Exercise task: Your task is to transcribe all of the data below exactly, omitting the images.

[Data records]
------------------------

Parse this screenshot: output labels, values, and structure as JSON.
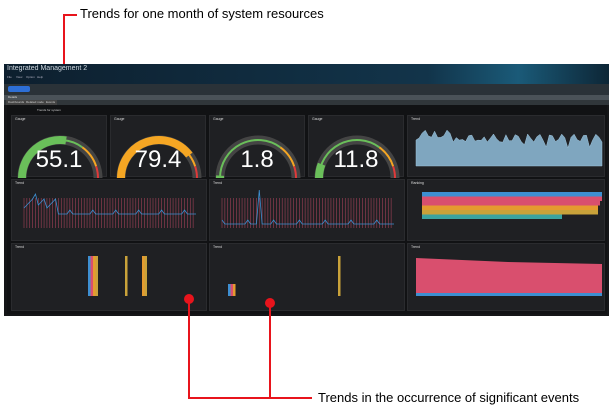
{
  "annotations": {
    "top": "Trends for one month of system resources",
    "bottom": "Trends in the occurrence of significant events"
  },
  "app": {
    "title": "Integrated Management 2",
    "menu": [
      "File",
      "View",
      "Option",
      "Help"
    ],
    "details_label": "Details",
    "tabs": [
      "Dashboards",
      "Related nodes",
      "Events"
    ],
    "breadcrumb": "Trends for system"
  },
  "panels": {
    "gauges": [
      {
        "title": "Gauge",
        "value": "55.1",
        "percent": 55.1,
        "color": "#6abf5a"
      },
      {
        "title": "Gauge",
        "value": "79.4",
        "percent": 79.4,
        "color": "#f5a623"
      },
      {
        "title": "Gauge",
        "value": "1.8",
        "percent": 1.8,
        "color": "#6abf5a"
      },
      {
        "title": "Gauge",
        "value": "11.8",
        "percent": 11.8,
        "color": "#6abf5a"
      }
    ],
    "trend_titles": [
      "Trend",
      "Trend",
      "Trend",
      "Trend",
      "Trend",
      "Trend"
    ],
    "ranking_title": "Ranking"
  },
  "colors": {
    "accent": "#e8141c",
    "series_blue": "#3d8fd1",
    "series_red": "#d94f6e",
    "series_orange": "#e59a2f",
    "series_yellow": "#c9a23a",
    "area": "#7fa6bf"
  }
}
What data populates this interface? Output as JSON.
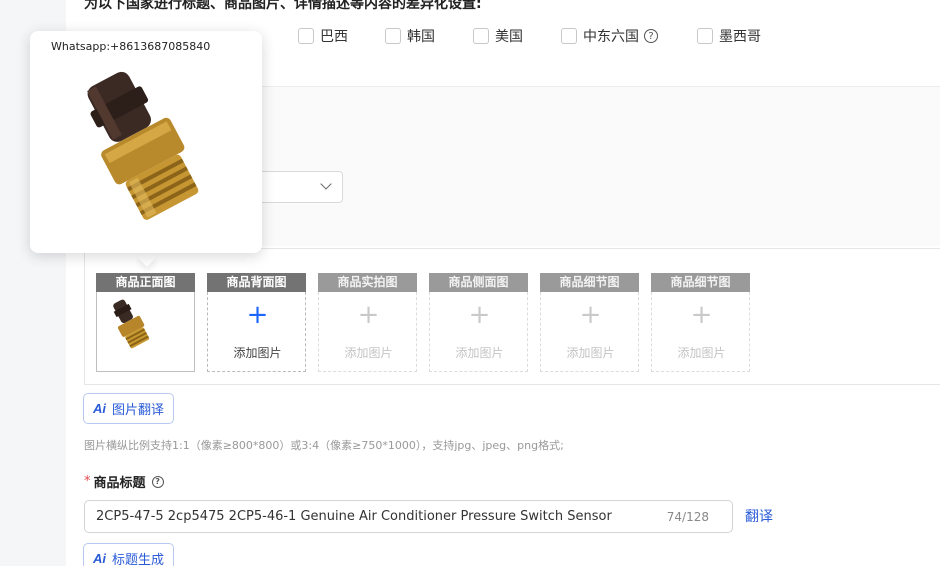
{
  "section": {
    "heading": "为以下国家进行标题、商品图片、详情描述等内容的差异化设置:",
    "countries": [
      {
        "label": "巴西"
      },
      {
        "label": "韩国"
      },
      {
        "label": "美国"
      },
      {
        "label": "中东六国",
        "help": "?"
      },
      {
        "label": "墨西哥"
      }
    ]
  },
  "popover": {
    "whatsapp": "Whatsapp:+8613687085840"
  },
  "images": {
    "slots": [
      {
        "label": "商品正面图",
        "filled": true
      },
      {
        "label": "商品背面图",
        "add": "添加图片",
        "active": true
      },
      {
        "label": "商品实拍图",
        "add": "添加图片"
      },
      {
        "label": "商品侧面图",
        "add": "添加图片"
      },
      {
        "label": "商品细节图",
        "add": "添加图片"
      },
      {
        "label": "商品细节图",
        "add": "添加图片"
      }
    ],
    "translate_button": {
      "ai": "Ai",
      "label": "图片翻译"
    },
    "hint": "图片横纵比例支持1:1（像素≥800*800）或3:4（像素≥750*1000），支持jpg、jpeg、png格式;"
  },
  "title_field": {
    "required_mark": "*",
    "label": "商品标题",
    "help": "?",
    "value": "2CP5-47-5 2cp5475 2CP5-46-1 Genuine Air Conditioner Pressure Switch Sensor",
    "counter": "74/128",
    "translate": "翻译",
    "generate_button": {
      "ai": "Ai",
      "label": "标题生成"
    }
  },
  "icons": {
    "plus": "+",
    "help": "question-circle-icon",
    "chevron": "chevron-down-icon"
  },
  "colors": {
    "accent": "#2a5bd7",
    "required": "#e5484d",
    "slot_header": "#737373"
  }
}
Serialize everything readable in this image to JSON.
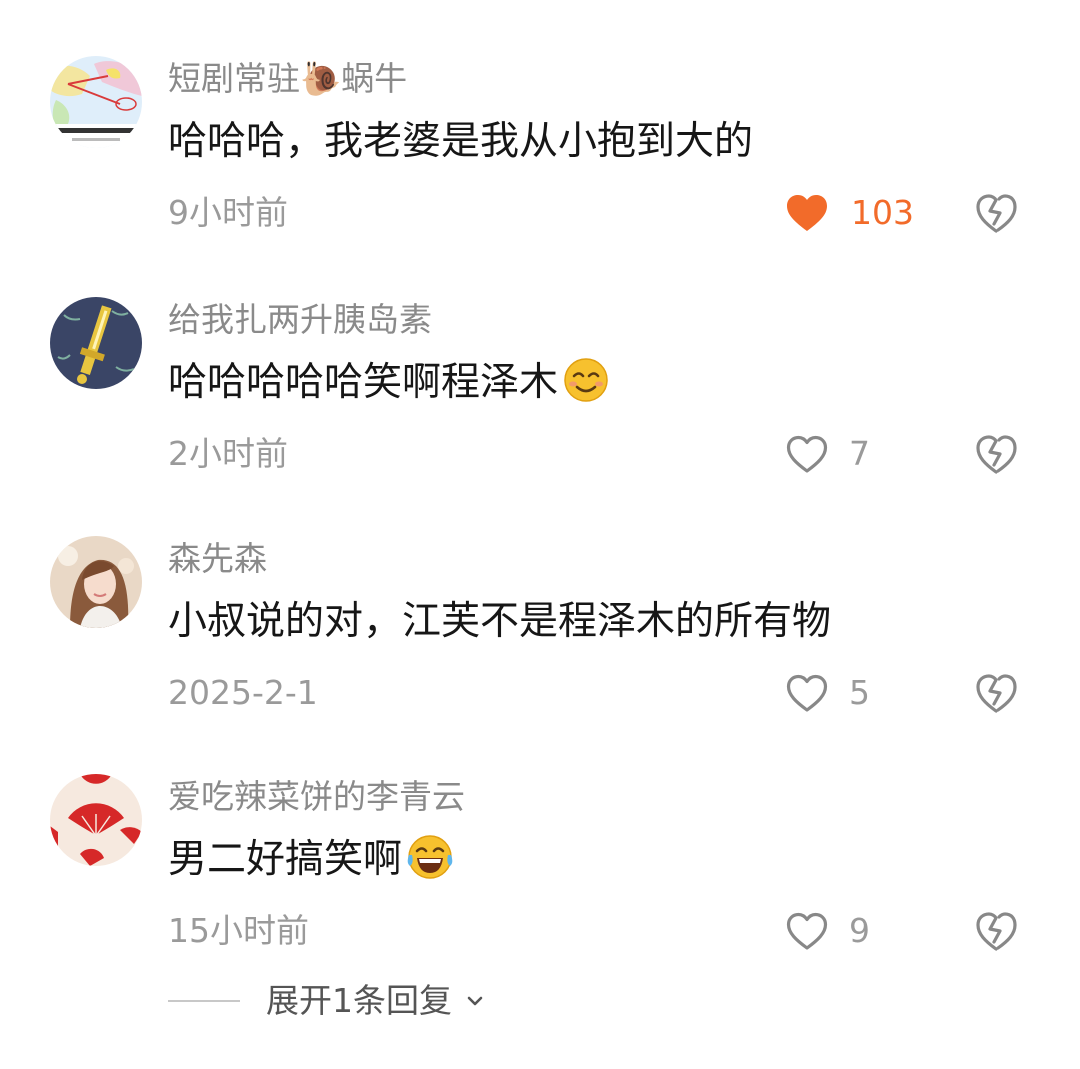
{
  "comments": [
    {
      "username": "短剧常驻🐌蜗牛",
      "text": "哈哈哈，我老婆是我从小抱到大的",
      "time": "9小时前",
      "likes": "103",
      "liked": true
    },
    {
      "username": "给我扎两升胰岛素",
      "text": "哈哈哈哈哈笑啊程泽木",
      "time": "2小时前",
      "likes": "7",
      "liked": false
    },
    {
      "username": "森先森",
      "text": "小叔说的对，江芙不是程泽木的所有物",
      "time": "2025-2-1",
      "likes": "5",
      "liked": false
    },
    {
      "username": "爱吃辣菜饼的李青云",
      "text": "男二好搞笑啊",
      "time": "15小时前",
      "likes": "9",
      "liked": false
    }
  ],
  "expand_replies": {
    "label": "展开1条回复"
  },
  "colors": {
    "liked": "#f26b2a",
    "meta": "#9a9a9a",
    "text": "#161616"
  }
}
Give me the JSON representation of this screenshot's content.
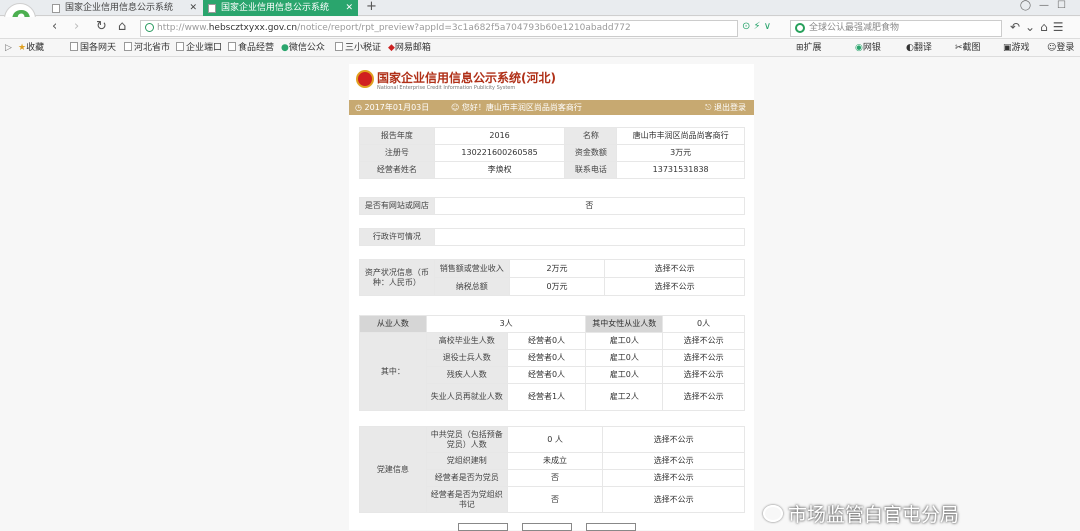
{
  "browser": {
    "tabs": [
      {
        "title": "国家企业信用信息公示系统"
      },
      {
        "title": "国家企业信用信息公示系统"
      }
    ],
    "url_prefix": "http://www.",
    "url_host": "hebscztxyxx.gov.cn",
    "url_path": "/notice/report/rpt_preview?appId=3c1a682f5a704793b60e1210abadd772",
    "search_placeholder": "全球公认最强减肥食物",
    "favorites": [
      "收藏",
      "国各网天",
      "河北省市",
      "企业端口",
      "食品经营",
      "微信公众",
      "三小税证",
      "网易邮箱"
    ],
    "right_tools": [
      "扩展",
      "网银",
      "翻译",
      "截图",
      "游戏",
      "登录"
    ]
  },
  "header": {
    "system_name": "国家企业信用信息公示系统(河北)",
    "system_name_en": "National Enterprise Credit Information Publicity System",
    "date": "2017年01月03日",
    "welcome": "您好！唐山市丰润区尚品尚客商行",
    "exit": "退出登录"
  },
  "basic": [
    [
      {
        "k": "报告年度",
        "v": "2016"
      },
      {
        "k": "名称",
        "v": "唐山市丰润区尚品尚客商行"
      }
    ],
    [
      {
        "k": "注册号",
        "v": "130221600260585"
      },
      {
        "k": "资金数额",
        "v": "3万元"
      }
    ],
    [
      {
        "k": "经营者姓名",
        "v": "李焕权"
      },
      {
        "k": "联系电话",
        "v": "13731531838"
      }
    ]
  ],
  "website": {
    "label": "是否有网站或网店",
    "value": "否"
  },
  "license": {
    "label": "行政许可情况"
  },
  "assets": {
    "label": "资产状况信息（币种：人民币）",
    "rows": [
      {
        "k": "销售额或营业收入",
        "v": "2万元",
        "s": "选择不公示"
      },
      {
        "k": "纳税总额",
        "v": "0万元",
        "s": "选择不公示"
      }
    ]
  },
  "staff": {
    "label": "从业人数",
    "value": "3人",
    "female_label": "其中女性从业人数",
    "female_value": "0人",
    "among": "其中：",
    "rows": [
      {
        "k": "高校毕业生人数",
        "a": "经营者0人",
        "b": "雇工0人",
        "s": "选择不公示"
      },
      {
        "k": "退役士兵人数",
        "a": "经营者0人",
        "b": "雇工0人",
        "s": "选择不公示"
      },
      {
        "k": "残疾人人数",
        "a": "经营者0人",
        "b": "雇工0人",
        "s": "选择不公示"
      },
      {
        "k": "失业人员再就业人数",
        "a": "经营者1人",
        "b": "雇工2人",
        "s": "选择不公示"
      }
    ]
  },
  "party": {
    "label": "党建信息",
    "rows": [
      {
        "k": "中共党员（包括预备党员）人数",
        "v": "0 人",
        "s": "选择不公示"
      },
      {
        "k": "党组织建制",
        "v": "未成立",
        "s": "选择不公示"
      },
      {
        "k": "经营者是否为党员",
        "v": "否",
        "s": "选择不公示"
      },
      {
        "k": "经营者是否为党组织书记",
        "v": "否",
        "s": "选择不公示"
      }
    ]
  },
  "watermark": "市场监管白官屯分局"
}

------------------------

Correct response:
Parse this screenshot: output labels, values, and structure as JSON.
{
  "annotations": {
    "top": "Trends for one month of system resources",
    "bottom": "Trends in the occurrence of significant events"
  },
  "app": {
    "title": "Integrated Management 2",
    "menu": [
      "File",
      "View",
      "Option",
      "Help"
    ],
    "details_label": "Details",
    "tabs": [
      "Dashboards",
      "Related nodes",
      "Events"
    ],
    "breadcrumb": "Trends for system"
  },
  "panels": {
    "gauges": [
      {
        "title": "Gauge",
        "value": "55.1",
        "percent": 55.1,
        "color": "#6abf5a"
      },
      {
        "title": "Gauge",
        "value": "79.4",
        "percent": 79.4,
        "color": "#f5a623"
      },
      {
        "title": "Gauge",
        "value": "1.8",
        "percent": 1.8,
        "color": "#6abf5a"
      },
      {
        "title": "Gauge",
        "value": "11.8",
        "percent": 11.8,
        "color": "#6abf5a"
      }
    ],
    "trend_titles": [
      "Trend",
      "Trend",
      "Trend",
      "Trend",
      "Trend",
      "Trend"
    ],
    "ranking_title": "Ranking"
  },
  "colors": {
    "accent": "#e8141c",
    "series_blue": "#3d8fd1",
    "series_red": "#d94f6e",
    "series_orange": "#e59a2f",
    "series_yellow": "#c9a23a",
    "area": "#7fa6bf"
  }
}
What data populates this interface? Output as JSON.
{
  "section": {
    "heading": "为以下国家进行标题、商品图片、详情描述等内容的差异化设置:",
    "countries": [
      {
        "label": "巴西"
      },
      {
        "label": "韩国"
      },
      {
        "label": "美国"
      },
      {
        "label": "中东六国",
        "help": "?"
      },
      {
        "label": "墨西哥"
      }
    ]
  },
  "popover": {
    "whatsapp": "Whatsapp:+8613687085840"
  },
  "images": {
    "slots": [
      {
        "label": "商品正面图",
        "filled": true
      },
      {
        "label": "商品背面图",
        "add": "添加图片",
        "active": true
      },
      {
        "label": "商品实拍图",
        "add": "添加图片"
      },
      {
        "label": "商品侧面图",
        "add": "添加图片"
      },
      {
        "label": "商品细节图",
        "add": "添加图片"
      },
      {
        "label": "商品细节图",
        "add": "添加图片"
      }
    ],
    "translate_button": {
      "ai": "Ai",
      "label": "图片翻译"
    },
    "hint": "图片横纵比例支持1:1（像素≥800*800）或3:4（像素≥750*1000），支持jpg、jpeg、png格式;"
  },
  "title_field": {
    "required_mark": "*",
    "label": "商品标题",
    "help": "?",
    "value": "2CP5-47-5 2cp5475 2CP5-46-1 Genuine Air Conditioner Pressure Switch Sensor",
    "counter": "74/128",
    "translate": "翻译",
    "generate_button": {
      "ai": "Ai",
      "label": "标题生成"
    }
  },
  "icons": {
    "plus": "+",
    "help": "question-circle-icon",
    "chevron": "chevron-down-icon"
  },
  "colors": {
    "accent": "#2a5bd7",
    "required": "#e5484d",
    "slot_header": "#737373"
  }
}
Serialize everything readable in this image to JSON.
{
  "comments": [
    {
      "username": "短剧常驻🐌蜗牛",
      "text": "哈哈哈，我老婆是我从小抱到大的",
      "time": "9小时前",
      "likes": "103",
      "liked": true
    },
    {
      "username": "给我扎两升胰岛素",
      "text": "哈哈哈哈哈笑啊程泽木",
      "time": "2小时前",
      "likes": "7",
      "liked": false
    },
    {
      "username": "森先森",
      "text": "小叔说的对，江芙不是程泽木的所有物",
      "time": "2025-2-1",
      "likes": "5",
      "liked": false
    },
    {
      "username": "爱吃辣菜饼的李青云",
      "text": "男二好搞笑啊",
      "time": "15小时前",
      "likes": "9",
      "liked": false
    }
  ],
  "expand_replies": {
    "label": "展开1条回复"
  },
  "colors": {
    "liked": "#f26b2a",
    "meta": "#9a9a9a",
    "text": "#161616"
  }
}
Give me the JSON representation of this screenshot's content.
{
  "browser": {
    "tabs": [
      {
        "title": "国家企业信用信息公示系统"
      },
      {
        "title": "国家企业信用信息公示系统"
      }
    ],
    "url_prefix": "http://www.",
    "url_host": "hebscztxyxx.gov.cn",
    "url_path": "/notice/report/rpt_preview?appId=3c1a682f5a704793b60e1210abadd772",
    "search_placeholder": "全球公认最强减肥食物",
    "favorites": [
      "收藏",
      "国各网天",
      "河北省市",
      "企业端口",
      "食品经营",
      "微信公众",
      "三小税证",
      "网易邮箱"
    ],
    "right_tools": [
      "扩展",
      "网银",
      "翻译",
      "截图",
      "游戏",
      "登录"
    ]
  },
  "header": {
    "system_name": "国家企业信用信息公示系统(河北)",
    "system_name_en": "National Enterprise Credit Information Publicity System",
    "date": "2017年01月03日",
    "welcome": "您好！唐山市丰润区尚品尚客商行",
    "exit": "退出登录"
  },
  "basic": [
    [
      {
        "k": "报告年度",
        "v": "2016"
      },
      {
        "k": "名称",
        "v": "唐山市丰润区尚品尚客商行"
      }
    ],
    [
      {
        "k": "注册号",
        "v": "130221600260585"
      },
      {
        "k": "资金数额",
        "v": "3万元"
      }
    ],
    [
      {
        "k": "经营者姓名",
        "v": "李焕权"
      },
      {
        "k": "联系电话",
        "v": "13731531838"
      }
    ]
  ],
  "website": {
    "label": "是否有网站或网店",
    "value": "否"
  },
  "license": {
    "label": "行政许可情况"
  },
  "assets": {
    "label": "资产状况信息（币种：人民币）",
    "rows": [
      {
        "k": "销售额或营业收入",
        "v": "2万元",
        "s": "选择不公示"
      },
      {
        "k": "纳税总额",
        "v": "0万元",
        "s": "选择不公示"
      }
    ]
  },
  "staff": {
    "label": "从业人数",
    "value": "3人",
    "female_label": "其中女性从业人数",
    "female_value": "0人",
    "among": "其中：",
    "rows": [
      {
        "k": "高校毕业生人数",
        "a": "经营者0人",
        "b": "雇工0人",
        "s": "选择不公示"
      },
      {
        "k": "退役士兵人数",
        "a": "经营者0人",
        "b": "雇工0人",
        "s": "选择不公示"
      },
      {
        "k": "残疾人人数",
        "a": "经营者0人",
        "b": "雇工0人",
        "s": "选择不公示"
      },
      {
        "k": "失业人员再就业人数",
        "a": "经营者1人",
        "b": "雇工2人",
        "s": "选择不公示"
      }
    ]
  },
  "party": {
    "label": "党建信息",
    "rows": [
      {
        "k": "中共党员（包括预备党员）人数",
        "v": "0 人",
        "s": "选择不公示"
      },
      {
        "k": "党组织建制",
        "v": "未成立",
        "s": "选择不公示"
      },
      {
        "k": "经营者是否为党员",
        "v": "否",
        "s": "选择不公示"
      },
      {
        "k": "经营者是否为党组织书记",
        "v": "否",
        "s": "选择不公示"
      }
    ]
  },
  "watermark": "市场监管白官屯分局"
}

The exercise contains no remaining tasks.